RECORDS FOR THE EXERCISE:
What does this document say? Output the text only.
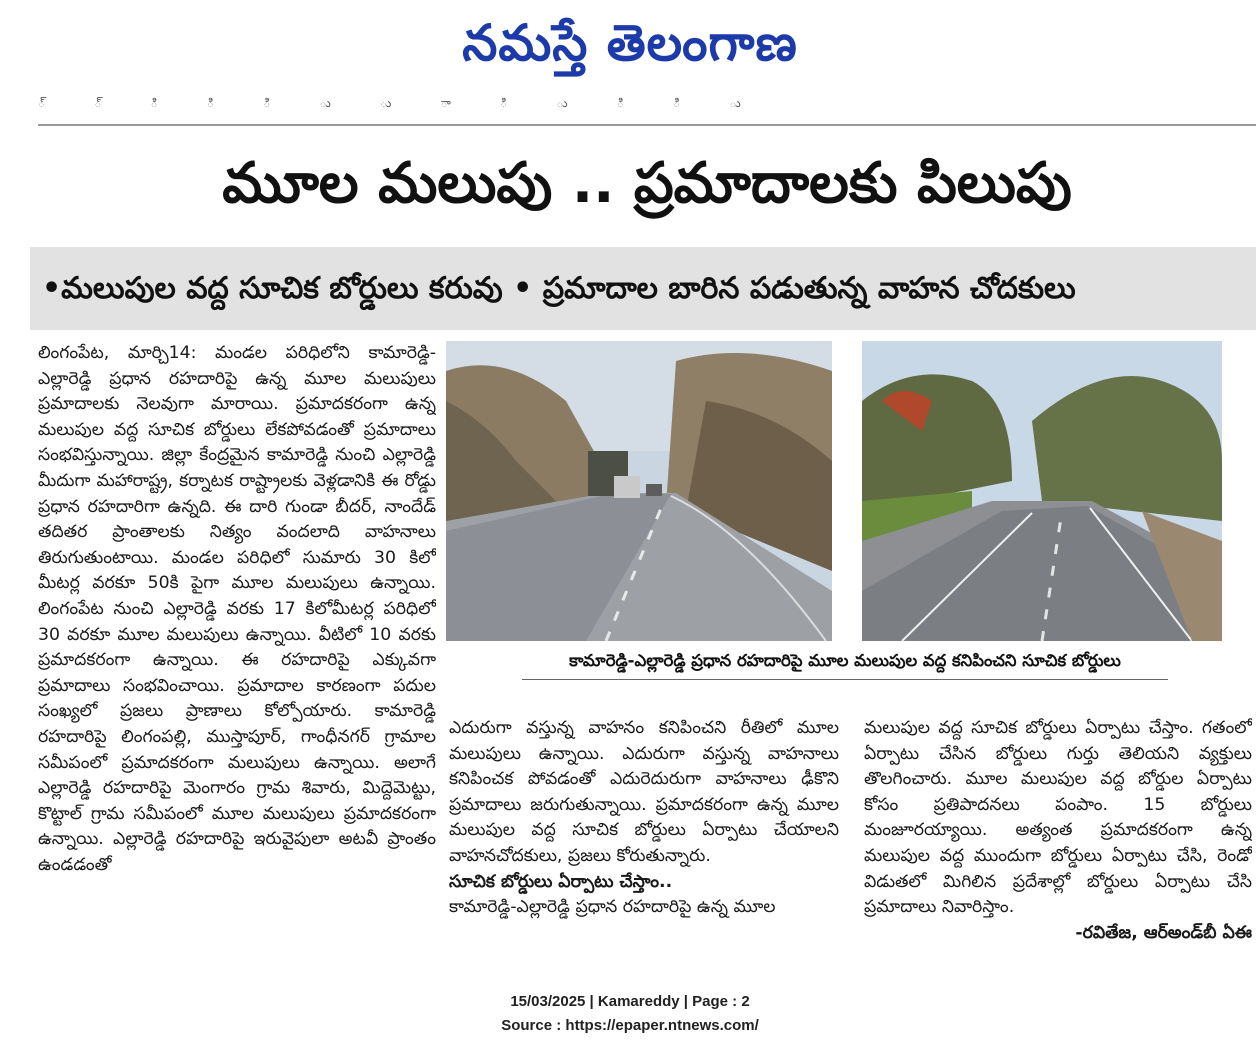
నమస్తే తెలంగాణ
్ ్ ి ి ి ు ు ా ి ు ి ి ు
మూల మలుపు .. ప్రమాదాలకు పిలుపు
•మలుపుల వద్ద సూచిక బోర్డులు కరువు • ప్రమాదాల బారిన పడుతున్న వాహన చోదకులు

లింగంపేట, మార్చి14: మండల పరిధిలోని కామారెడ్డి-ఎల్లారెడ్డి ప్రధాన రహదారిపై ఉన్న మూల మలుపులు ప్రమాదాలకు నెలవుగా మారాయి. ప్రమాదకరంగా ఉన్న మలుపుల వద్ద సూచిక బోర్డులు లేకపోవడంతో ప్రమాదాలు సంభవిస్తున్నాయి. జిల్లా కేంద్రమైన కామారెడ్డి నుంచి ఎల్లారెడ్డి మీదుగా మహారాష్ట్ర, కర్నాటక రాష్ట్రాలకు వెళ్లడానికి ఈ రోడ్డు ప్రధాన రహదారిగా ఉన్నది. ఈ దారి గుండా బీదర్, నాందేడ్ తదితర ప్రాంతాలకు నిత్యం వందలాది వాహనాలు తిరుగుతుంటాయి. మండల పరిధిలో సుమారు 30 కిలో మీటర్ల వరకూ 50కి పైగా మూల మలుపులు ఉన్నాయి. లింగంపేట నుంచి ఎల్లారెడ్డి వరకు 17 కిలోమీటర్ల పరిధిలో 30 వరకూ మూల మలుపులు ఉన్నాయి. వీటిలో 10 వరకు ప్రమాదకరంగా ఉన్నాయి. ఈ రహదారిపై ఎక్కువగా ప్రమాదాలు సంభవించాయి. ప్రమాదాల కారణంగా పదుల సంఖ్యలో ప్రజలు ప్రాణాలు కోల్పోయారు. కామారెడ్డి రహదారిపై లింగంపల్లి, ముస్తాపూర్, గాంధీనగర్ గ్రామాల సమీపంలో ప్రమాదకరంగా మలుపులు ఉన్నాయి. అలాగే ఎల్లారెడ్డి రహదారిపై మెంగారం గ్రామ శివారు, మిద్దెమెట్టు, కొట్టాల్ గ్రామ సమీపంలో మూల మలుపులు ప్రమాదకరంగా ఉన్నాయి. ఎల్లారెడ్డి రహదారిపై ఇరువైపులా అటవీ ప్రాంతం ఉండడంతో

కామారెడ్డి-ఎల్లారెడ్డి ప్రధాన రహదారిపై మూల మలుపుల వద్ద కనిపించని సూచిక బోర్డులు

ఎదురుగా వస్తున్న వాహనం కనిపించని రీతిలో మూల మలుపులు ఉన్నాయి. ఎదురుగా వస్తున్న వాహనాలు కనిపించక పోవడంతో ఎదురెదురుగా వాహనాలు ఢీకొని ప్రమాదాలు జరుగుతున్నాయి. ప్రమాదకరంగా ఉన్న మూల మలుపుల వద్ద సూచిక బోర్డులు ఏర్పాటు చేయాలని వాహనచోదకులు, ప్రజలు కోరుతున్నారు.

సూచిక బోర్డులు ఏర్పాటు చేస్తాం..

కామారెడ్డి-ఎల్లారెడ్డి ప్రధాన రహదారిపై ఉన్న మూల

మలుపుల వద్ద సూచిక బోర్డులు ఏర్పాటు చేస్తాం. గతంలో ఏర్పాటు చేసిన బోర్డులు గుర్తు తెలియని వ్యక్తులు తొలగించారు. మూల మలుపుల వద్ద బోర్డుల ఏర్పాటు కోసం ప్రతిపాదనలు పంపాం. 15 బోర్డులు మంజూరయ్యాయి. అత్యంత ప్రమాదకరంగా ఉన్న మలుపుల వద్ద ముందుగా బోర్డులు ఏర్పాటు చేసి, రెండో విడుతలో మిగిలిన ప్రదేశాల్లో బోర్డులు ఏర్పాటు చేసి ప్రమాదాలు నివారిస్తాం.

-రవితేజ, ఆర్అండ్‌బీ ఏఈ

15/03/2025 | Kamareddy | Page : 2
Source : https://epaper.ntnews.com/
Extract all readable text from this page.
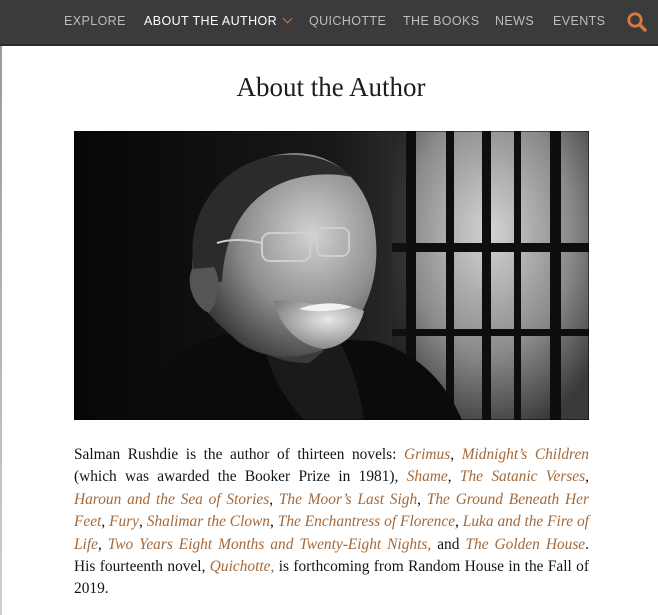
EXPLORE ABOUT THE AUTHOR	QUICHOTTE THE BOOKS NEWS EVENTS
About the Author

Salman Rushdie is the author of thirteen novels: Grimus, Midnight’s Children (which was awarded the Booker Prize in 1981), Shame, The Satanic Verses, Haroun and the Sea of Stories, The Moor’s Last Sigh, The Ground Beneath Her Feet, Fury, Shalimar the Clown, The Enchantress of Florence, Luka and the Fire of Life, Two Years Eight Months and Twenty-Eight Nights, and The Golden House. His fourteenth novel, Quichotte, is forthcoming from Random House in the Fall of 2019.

--

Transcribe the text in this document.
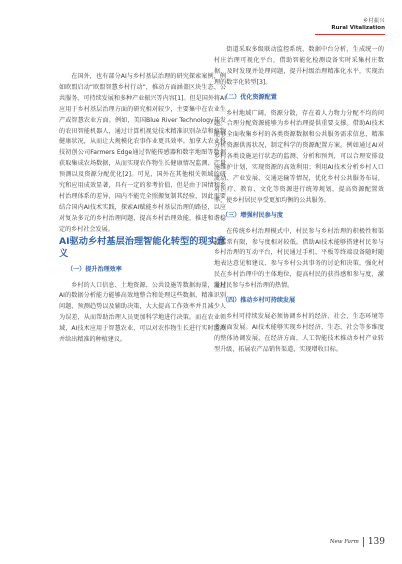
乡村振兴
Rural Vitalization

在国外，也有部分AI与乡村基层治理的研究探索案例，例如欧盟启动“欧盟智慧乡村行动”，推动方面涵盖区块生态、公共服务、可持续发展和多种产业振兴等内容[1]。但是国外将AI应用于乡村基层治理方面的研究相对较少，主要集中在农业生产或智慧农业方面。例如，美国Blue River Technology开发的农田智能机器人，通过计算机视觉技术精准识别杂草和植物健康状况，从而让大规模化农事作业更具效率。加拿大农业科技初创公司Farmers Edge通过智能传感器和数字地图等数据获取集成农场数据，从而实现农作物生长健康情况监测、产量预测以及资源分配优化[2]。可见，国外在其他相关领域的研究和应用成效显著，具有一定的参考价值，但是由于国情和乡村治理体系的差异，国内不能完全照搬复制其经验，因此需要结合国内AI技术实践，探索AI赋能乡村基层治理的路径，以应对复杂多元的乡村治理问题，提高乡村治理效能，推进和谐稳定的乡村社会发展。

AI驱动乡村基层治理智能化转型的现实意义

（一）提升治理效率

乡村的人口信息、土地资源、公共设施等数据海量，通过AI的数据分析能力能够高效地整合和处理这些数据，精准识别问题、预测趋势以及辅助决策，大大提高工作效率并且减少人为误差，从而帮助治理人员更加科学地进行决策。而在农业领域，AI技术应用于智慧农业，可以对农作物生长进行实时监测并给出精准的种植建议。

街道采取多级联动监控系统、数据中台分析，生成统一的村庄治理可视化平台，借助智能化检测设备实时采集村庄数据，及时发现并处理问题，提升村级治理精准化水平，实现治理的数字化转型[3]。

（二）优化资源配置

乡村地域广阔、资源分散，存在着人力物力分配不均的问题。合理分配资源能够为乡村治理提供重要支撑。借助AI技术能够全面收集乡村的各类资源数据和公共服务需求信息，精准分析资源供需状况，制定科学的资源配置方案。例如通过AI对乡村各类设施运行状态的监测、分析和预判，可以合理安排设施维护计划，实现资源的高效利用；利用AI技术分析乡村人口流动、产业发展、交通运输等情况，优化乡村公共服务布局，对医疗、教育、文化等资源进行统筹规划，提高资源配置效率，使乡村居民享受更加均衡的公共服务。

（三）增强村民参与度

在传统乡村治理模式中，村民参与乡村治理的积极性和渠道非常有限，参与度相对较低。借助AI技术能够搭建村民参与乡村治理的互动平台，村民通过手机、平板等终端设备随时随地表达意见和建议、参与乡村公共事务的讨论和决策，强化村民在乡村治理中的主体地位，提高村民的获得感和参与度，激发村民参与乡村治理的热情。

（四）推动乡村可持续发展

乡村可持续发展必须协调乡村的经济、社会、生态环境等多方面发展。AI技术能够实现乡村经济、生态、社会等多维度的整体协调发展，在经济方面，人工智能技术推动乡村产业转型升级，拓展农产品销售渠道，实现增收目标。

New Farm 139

EXERCISE: Return the lines of the records that include the string "document".

TASK OUTPUT:
What does this document say? Output the text only.
Transcribe the text in this document.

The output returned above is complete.